### [WORK TO BE COMPLETED]
Report every line in the records below that holds the word "matching".

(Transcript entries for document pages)
[Start of Attachment]

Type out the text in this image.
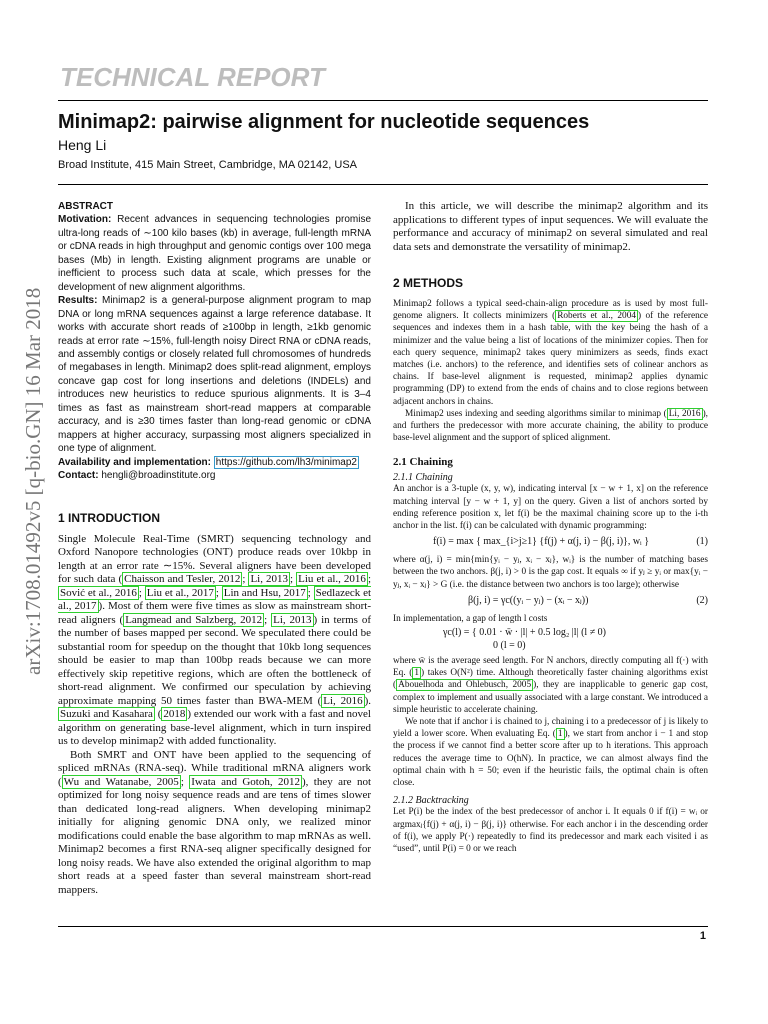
TECHNICAL REPORT
Minimap2: pairwise alignment for nucleotide sequences
Heng Li
Broad Institute, 415 Main Street, Cambridge, MA 02142, USA
arXiv:1708.01492v5 [q-bio.GN] 16 Mar 2018

ABSTRACT

Motivation: Recent advances in sequencing technologies promise ultra-long reads of ∼100 kilo bases (kb) in average, full-length mRNA or cDNA reads in high throughput and genomic contigs over 100 mega bases (Mb) in length. Existing alignment programs are unable or inefficient to process such data at scale, which presses for the development of new alignment algorithms.

Results: Minimap2 is a general-purpose alignment program to map DNA or long mRNA sequences against a large reference database. It works with accurate short reads of ≥100bp in length, ≥1kb genomic reads at error rate ∼15%, full-length noisy Direct RNA or cDNA reads, and assembly contigs or closely related full chromosomes of hundreds of megabases in length. Minimap2 does split-read alignment, employs concave gap cost for long insertions and deletions (INDELs) and introduces new heuristics to reduce spurious alignments. It is 3–4 times as fast as mainstream short-read mappers at comparable accuracy, and is ≥30 times faster than long-read genomic or cDNA mappers at higher accuracy, surpassing most aligners specialized in one type of alignment.

Availability and implementation: https://github.com/lh3/minimap2

Contact: hengli@broadinstitute.org

1 INTRODUCTION

Single Molecule Real-Time (SMRT) sequencing technology and Oxford Nanopore technologies (ONT) produce reads over 10kbp in length at an error rate ∼15%. Several aligners have been developed for such data ( Chaisson and Tesler, 2012 ; Li, 2013 ; Liu et al., 2016 ; Sović et al., 2016 ; Liu et al., 2017 ; Lin and Hsu, 2017 ; Sedlazeck et al., 2017 ). Most of them were five times as slow as mainstream short-read aligners ( Langmead and Salzberg, 2012 ; Li, 2013 ) in terms of the number of bases mapped per second. We speculated there could be substantial room for speedup on the thought that 10kb long sequences should be easier to map than 100bp reads because we can more effectively skip repetitive regions, which are often the bottleneck of short-read alignment. We confirmed our speculation by achieving approximate mapping 50 times faster than BWA-MEM ( Li, 2016 ). Suzuki and Kasahara ( 2018 ) extended our work with a fast and novel algorithm on generating base-level alignment, which in turn inspired us to develop minimap2 with added functionality.

Both SMRT and ONT have been applied to the sequencing of spliced mRNAs (RNA-seq). While traditional mRNA aligners work ( Wu and Watanabe, 2005 ; Iwata and Gotoh, 2012 ), they are not optimized for long noisy sequence reads and are tens of times slower than dedicated long-read aligners. When developing minimap2 initially for aligning genomic DNA only, we realized minor modifications could enable the base algorithm to map mRNAs as well. Minimap2 becomes a first RNA-seq aligner specifically designed for long noisy reads. We have also extended the original algorithm to map short reads at a speed faster than several mainstream short-read mappers.

In this article, we will describe the minimap2 algorithm and its applications to different types of input sequences. We will evaluate the performance and accuracy of minimap2 on several simulated and real data sets and demonstrate the versatility of minimap2.

2 METHODS

Minimap2 follows a typical seed-chain-align procedure as is used by most full-genome aligners. It collects minimizers ( Roberts et al., 2004 ) of the reference sequences and indexes them in a hash table, with the key being the hash of a minimizer and the value being a list of locations of the minimizer copies. Then for each query sequence, minimap2 takes query minimizers as seeds, finds exact matches (i.e. anchors) to the reference, and identifies sets of colinear anchors as chains. If base-level alignment is requested, minimap2 applies dynamic programming (DP) to extend from the ends of chains and to close regions between adjacent anchors in chains.

Minimap2 uses indexing and seeding algorithms similar to minimap ( Li, 2016 ), and furthers the predecessor with more accurate chaining, the ability to produce base-level alignment and the support of spliced alignment.

2.1 Chaining

2.1.1 Chaining

An anchor is a 3-tuple (x, y, w), indicating interval [x − w + 1, x] on the reference matching interval [y − w + 1, y] on the query. Given a list of anchors sorted by ending reference position x, let f(i) be the maximal chaining score up to the i-th anchor in the list. f(i) can be calculated with dynamic programming:

f(i) = max { max_{i>j≥1} {f(j) + α(j, i) − β(j, i)}, wᵢ }	(1)

where α(j, i) = min{min{yᵢ − yⱼ, xᵢ − xⱼ}, wᵢ} is the number of matching bases between the two anchors. β(j, i) > 0 is the gap cost. It equals ∞ if yⱼ ≥ yᵢ or max{yᵢ − yⱼ, xᵢ − xⱼ} > G (i.e. the distance between two anchors is too large); otherwise

β(j, i) = γc((yᵢ − yⱼ) − (xᵢ − xⱼ))	(2)

In implementation, a gap of length l costs

γc(l) = { 0.01 · w̄ · |l| + 0.5 log₂ |l| (l ≠ 0)
0 (l = 0)

where w̄ is the average seed length. For N anchors, directly computing all f(·) with Eq. ( 1 ) takes O(N²) time. Although theoretically faster chaining algorithms exist ( Abouelhoda and Ohlebusch, 2005 ), they are inapplicable to generic gap cost, complex to implement and usually associated with a large constant. We introduced a simple heuristic to accelerate chaining.

We note that if anchor i is chained to j, chaining i to a predecessor of j is likely to yield a lower score. When evaluating Eq. ( 1 ), we start from anchor i − 1 and stop the process if we cannot find a better score after up to h iterations. This approach reduces the average time to O(hN). In practice, we can almost always find the optimal chain with h = 50; even if the heuristic fails, the optimal chain is often close.

2.1.2 Backtracking

Let P(i) be the index of the best predecessor of anchor i. It equals 0 if f(i) = wᵢ or argmaxⱼ{f(j) + α(j, i) − β(j, i)} otherwise. For each anchor i in the descending order of f(i), we apply P(·) repeatedly to find its predecessor and mark each visited i as “used”, until P(i) = 0 or we reach

1
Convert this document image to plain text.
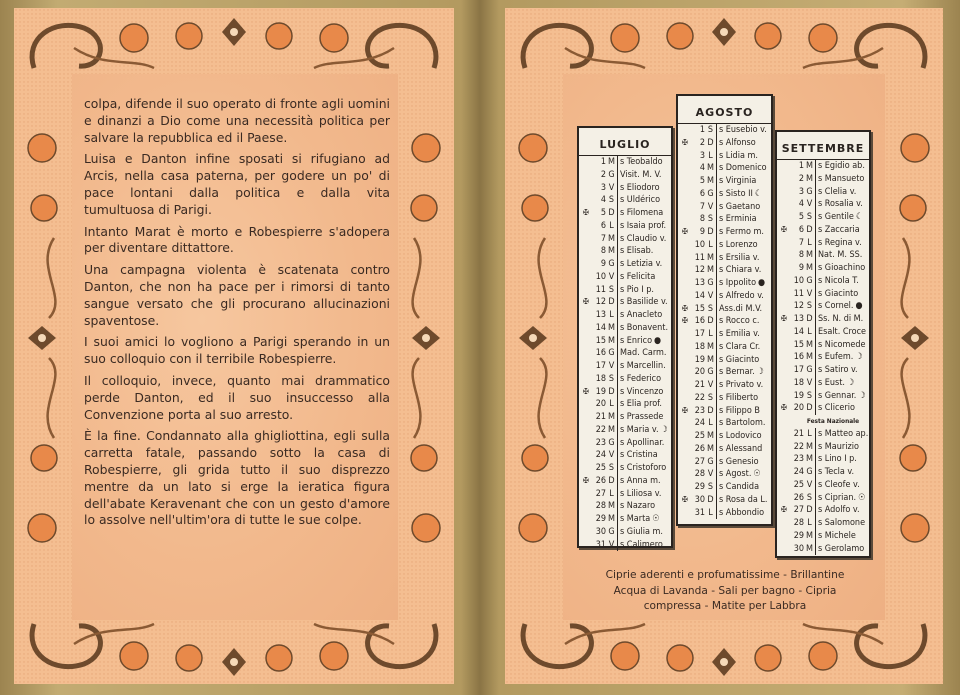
colpa, difende il suo operato di fronte agli uomini e dinanzi a Dio come una necessità politica per salvare la repubblica ed il Paese.

Luisa e Danton infine sposati si rifugiano ad Arcis, nella casa paterna, per godere un po' di pace lontani dalla politica e dalla vita tumultuosa di Parigi.

Intanto Marat è morto e Robespierre s'adopera per diventare dittattore.

Una campagna violenta è scatenata contro Danton, che non ha pace per i rimorsi di tanto sangue versato che gli procurano allucinazioni spaventose.

I suoi amici lo vogliono a Parigi sperando in un suo colloquio con il terribile Robespierre.

Il colloquio, invece, quanto mai drammatico perde Danton, ed il suo insuccesso alla Convenzione porta al suo arresto.

È la fine. Condannato alla ghigliottina, egli sulla carretta fatale, passando sotto la casa di Robespierre, gli grida tutto il suo disprezzo mentre da un lato si erge la ieratica figura dell'abate Keravenant che con un gesto d'amore lo assolve nell'ultim'ora di tutte le sue colpe.

LUGLIO
1 M s Teobaldo
2 G Visit. M. V.
3 V s Eliodoro
4 S s Uldérico
✠	5 D s Filomena
6 L s Isaia prof.
7 M s Claudio v.
8 M s Elisab.
9 G s Letizia v.
10 V s Felicita
11 S s Pio I p.
✠ 12 D s Basilide v.
13 L s Anacleto
14 M s Bonavent.
15 M s Enrico ●
16 G Mad. Carm.
17 V s Marcellin.
18 S s Federico
✠ 19 D s Vincenzo
20 L s Elia prof.
21 M s Prassede
22 M s Maria v. ☽
23 G s Apollinar.
24 V s Cristina
25 S s Cristoforo
✠ 26 D s Anna m.
27 L s Liliosa v.
28 M s Nazaro
29 M s Marta ☉
30 G s Giulia m.
31 V s Calimero
AGOSTO
1 S s Eusebio v.
✠	2 D s Alfonso
3 L s Lidia m.
4 M s Domenico
5 M s Virginia
6 G s Sisto II ☾
7 V s Gaetano
8 S s Erminia
✠	9 D s Fermo m.
10 L s Lorenzo
11 M s Ersilia v.
12 M s Chiara v.
13 G s Ippolito ●
14 V s Alfredo v.
✠ 15 S Ass.di M.V.
✠ 16 D s Rocco c.
17 L s Emilia v.
18 M s Clara Cr.
19 M s Giacinto
20 G s Bernar. ☽
21 V s Privato v.
22 S s Filiberto
✠ 23 D s Filippo B
24 L s Bartolom.
25 M s Lodovico
26 M s Alessand
27 G s Genesio
28 V s Agost. ☉
29 S s Candida
✠ 30 D s Rosa da L.
31 L s Abbondio
SETTEMBRE
1 M s Egidio ab.
2 M s Mansueto
3 G s Clelia v.
4 V s Rosalia v.
5 S s Gentile ☾
✠	6 D s Zaccaria
7 L s Regina v.
8 M Nat. M. SS.
9 M s Gioachino
10 G s Nicola T.
11 V s Giacinto
12 S s Cornel. ●
✠ 13 D Ss. N. di M.
14 L Esalt. Croce
15 M s Nicomede
16 M s Eufem. ☽
17 G s Satiro v.
18 V s Eust. ☽
19 S s Gennar. ☽
✠ 20 D s Clicerio
Festa Nazionale
21 L s Matteo ap.
22 M s Maurizio
23 M s Lino I p.
24 G s Tecla v.
25 V s Cleofe v.
26 S s Ciprian. ☉
✠ 27 D s Adolfo v.
28 L s Salomone
29 M s Michele
30 M s Gerolamo
Ciprie aderenti e profumatissime - Brillantine
Acqua di Lavanda - Sali per bagno - Cipria
compressa - Matite per Labbra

[End of Attachment]

### [TASK OUTPUT]
An anchor is a 3-tuple (x, y, w), indicating interval [x − w + 1, x] on the reference matching interval [y − w + 1, y] on the query. Given a list of anchors sorted by ending reference position x, let f(i) be the maximal chaining score up to the i-th anchor in the list. f(i) can be calculated with dynamic programming:
where α(j, i) = min{min{yᵢ − yⱼ, xᵢ − xⱼ}, wᵢ} is the number of matching bases between the two anchors. β(j, i) > 0 is the gap cost. It equals ∞ if yⱼ ≥ yᵢ or max{yᵢ − yⱼ, xᵢ − xⱼ} > G (i.e. the distance between two anchors is too large); otherwise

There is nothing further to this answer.